Records from a data collection:
++++++
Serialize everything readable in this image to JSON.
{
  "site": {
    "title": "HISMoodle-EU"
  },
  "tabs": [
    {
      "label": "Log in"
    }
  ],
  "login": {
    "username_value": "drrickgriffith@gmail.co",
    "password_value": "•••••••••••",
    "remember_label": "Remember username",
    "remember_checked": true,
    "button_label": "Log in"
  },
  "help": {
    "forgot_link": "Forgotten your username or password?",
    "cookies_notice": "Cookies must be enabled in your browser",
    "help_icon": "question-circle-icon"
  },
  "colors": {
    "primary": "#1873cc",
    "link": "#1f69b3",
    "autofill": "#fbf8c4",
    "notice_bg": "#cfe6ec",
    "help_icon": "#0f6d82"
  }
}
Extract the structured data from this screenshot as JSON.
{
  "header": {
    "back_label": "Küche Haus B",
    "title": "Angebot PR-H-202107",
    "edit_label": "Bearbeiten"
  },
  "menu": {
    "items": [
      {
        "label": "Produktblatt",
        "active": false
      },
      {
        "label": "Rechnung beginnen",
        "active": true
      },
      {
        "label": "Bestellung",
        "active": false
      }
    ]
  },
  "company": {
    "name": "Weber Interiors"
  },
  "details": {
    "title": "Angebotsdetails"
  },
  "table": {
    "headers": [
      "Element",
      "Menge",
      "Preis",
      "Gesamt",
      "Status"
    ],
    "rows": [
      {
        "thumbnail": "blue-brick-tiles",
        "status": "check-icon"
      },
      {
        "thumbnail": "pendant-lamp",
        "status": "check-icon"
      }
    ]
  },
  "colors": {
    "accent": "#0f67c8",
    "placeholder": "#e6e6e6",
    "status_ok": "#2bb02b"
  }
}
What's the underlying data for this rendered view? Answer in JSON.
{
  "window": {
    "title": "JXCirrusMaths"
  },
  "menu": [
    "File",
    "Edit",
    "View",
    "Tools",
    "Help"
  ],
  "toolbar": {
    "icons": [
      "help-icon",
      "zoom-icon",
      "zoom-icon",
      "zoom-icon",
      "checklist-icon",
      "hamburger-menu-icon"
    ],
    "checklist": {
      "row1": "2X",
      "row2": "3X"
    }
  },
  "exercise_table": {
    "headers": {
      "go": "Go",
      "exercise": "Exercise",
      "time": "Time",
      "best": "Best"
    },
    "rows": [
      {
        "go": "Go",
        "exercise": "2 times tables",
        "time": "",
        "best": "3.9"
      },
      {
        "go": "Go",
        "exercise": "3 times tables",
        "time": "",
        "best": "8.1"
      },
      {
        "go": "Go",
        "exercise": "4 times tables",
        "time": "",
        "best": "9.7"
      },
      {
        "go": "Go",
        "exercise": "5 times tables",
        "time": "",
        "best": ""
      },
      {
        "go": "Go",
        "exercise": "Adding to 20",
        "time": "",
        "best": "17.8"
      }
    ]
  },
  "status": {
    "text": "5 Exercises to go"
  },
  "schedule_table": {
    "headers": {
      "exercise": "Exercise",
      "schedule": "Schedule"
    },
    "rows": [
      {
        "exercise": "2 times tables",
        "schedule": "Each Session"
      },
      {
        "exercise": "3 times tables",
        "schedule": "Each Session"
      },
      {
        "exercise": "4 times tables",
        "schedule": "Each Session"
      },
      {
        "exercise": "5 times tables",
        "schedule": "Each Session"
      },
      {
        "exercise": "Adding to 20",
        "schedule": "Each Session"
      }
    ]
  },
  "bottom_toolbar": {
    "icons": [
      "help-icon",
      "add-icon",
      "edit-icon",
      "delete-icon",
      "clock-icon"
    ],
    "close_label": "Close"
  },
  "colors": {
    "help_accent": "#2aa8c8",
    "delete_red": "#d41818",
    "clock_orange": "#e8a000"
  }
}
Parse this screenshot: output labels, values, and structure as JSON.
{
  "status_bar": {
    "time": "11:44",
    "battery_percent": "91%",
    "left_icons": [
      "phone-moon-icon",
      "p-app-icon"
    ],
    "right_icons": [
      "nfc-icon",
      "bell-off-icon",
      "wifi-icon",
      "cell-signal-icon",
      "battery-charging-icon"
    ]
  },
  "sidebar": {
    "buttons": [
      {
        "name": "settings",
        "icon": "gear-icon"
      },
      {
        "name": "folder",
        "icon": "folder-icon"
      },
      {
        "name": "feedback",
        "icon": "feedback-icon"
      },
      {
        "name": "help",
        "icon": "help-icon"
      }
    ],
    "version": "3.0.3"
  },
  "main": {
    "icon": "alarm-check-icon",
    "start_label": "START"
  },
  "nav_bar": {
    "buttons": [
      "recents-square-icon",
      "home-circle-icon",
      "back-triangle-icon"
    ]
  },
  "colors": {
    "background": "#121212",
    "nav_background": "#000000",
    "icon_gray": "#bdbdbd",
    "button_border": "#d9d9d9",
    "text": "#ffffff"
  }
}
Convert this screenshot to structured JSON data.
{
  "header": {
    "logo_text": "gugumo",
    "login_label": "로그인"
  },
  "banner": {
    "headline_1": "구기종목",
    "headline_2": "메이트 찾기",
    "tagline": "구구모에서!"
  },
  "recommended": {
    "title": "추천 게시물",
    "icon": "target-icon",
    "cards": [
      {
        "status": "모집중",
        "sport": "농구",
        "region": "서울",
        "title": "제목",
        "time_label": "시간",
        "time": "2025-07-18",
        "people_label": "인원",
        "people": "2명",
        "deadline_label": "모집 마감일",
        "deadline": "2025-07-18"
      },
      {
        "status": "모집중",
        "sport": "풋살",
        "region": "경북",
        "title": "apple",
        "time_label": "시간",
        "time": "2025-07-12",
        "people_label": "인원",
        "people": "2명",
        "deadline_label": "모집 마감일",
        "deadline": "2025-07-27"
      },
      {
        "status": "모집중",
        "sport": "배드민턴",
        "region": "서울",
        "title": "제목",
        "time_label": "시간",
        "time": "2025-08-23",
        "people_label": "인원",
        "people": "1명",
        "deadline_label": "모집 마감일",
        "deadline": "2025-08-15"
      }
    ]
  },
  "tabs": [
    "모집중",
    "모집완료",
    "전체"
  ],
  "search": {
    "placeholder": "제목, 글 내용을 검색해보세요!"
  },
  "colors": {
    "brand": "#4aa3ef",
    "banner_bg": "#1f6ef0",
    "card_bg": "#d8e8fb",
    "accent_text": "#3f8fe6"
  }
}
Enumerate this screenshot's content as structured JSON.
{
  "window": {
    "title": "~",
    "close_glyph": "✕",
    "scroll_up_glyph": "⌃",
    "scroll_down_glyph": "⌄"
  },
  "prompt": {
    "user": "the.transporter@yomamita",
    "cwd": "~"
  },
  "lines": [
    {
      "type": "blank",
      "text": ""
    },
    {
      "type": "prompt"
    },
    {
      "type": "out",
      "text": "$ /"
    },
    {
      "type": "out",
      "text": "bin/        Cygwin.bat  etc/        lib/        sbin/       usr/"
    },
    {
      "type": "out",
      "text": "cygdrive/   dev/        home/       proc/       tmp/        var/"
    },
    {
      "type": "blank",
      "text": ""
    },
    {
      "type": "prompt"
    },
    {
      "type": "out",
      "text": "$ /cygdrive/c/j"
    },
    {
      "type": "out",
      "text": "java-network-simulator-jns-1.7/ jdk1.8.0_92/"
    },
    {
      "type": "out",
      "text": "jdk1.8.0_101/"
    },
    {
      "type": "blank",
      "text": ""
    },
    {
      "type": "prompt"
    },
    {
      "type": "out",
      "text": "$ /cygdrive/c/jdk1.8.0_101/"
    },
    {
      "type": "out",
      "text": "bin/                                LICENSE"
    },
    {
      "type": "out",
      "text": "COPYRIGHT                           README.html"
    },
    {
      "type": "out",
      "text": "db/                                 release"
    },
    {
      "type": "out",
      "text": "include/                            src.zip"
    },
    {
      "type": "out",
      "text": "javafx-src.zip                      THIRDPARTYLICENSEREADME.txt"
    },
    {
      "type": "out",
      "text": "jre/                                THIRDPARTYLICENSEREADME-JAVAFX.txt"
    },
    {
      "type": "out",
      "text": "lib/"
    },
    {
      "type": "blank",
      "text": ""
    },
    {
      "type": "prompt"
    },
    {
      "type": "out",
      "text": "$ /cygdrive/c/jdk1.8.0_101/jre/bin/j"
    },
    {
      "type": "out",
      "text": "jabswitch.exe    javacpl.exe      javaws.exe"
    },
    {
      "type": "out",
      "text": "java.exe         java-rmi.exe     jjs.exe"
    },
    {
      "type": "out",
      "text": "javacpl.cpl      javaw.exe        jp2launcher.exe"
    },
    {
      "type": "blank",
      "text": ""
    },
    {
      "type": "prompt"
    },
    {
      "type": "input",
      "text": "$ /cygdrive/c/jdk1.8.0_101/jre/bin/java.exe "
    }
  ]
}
++++++
▶ [EXERCISE]: Your task is to gather all lines from the entries above that hold the word "title".

▶ [THE SOLUTION]:
    "title": "HISMoodle-EU"
    "title": "Angebot PR-H-202107",
    "title": "Angebotsdetails"
    "title": "JXCirrusMaths"
    "title": "추천 게시물",
        "title": "제목",
        "title": "apple",
        "title": "제목",
    "title": "~",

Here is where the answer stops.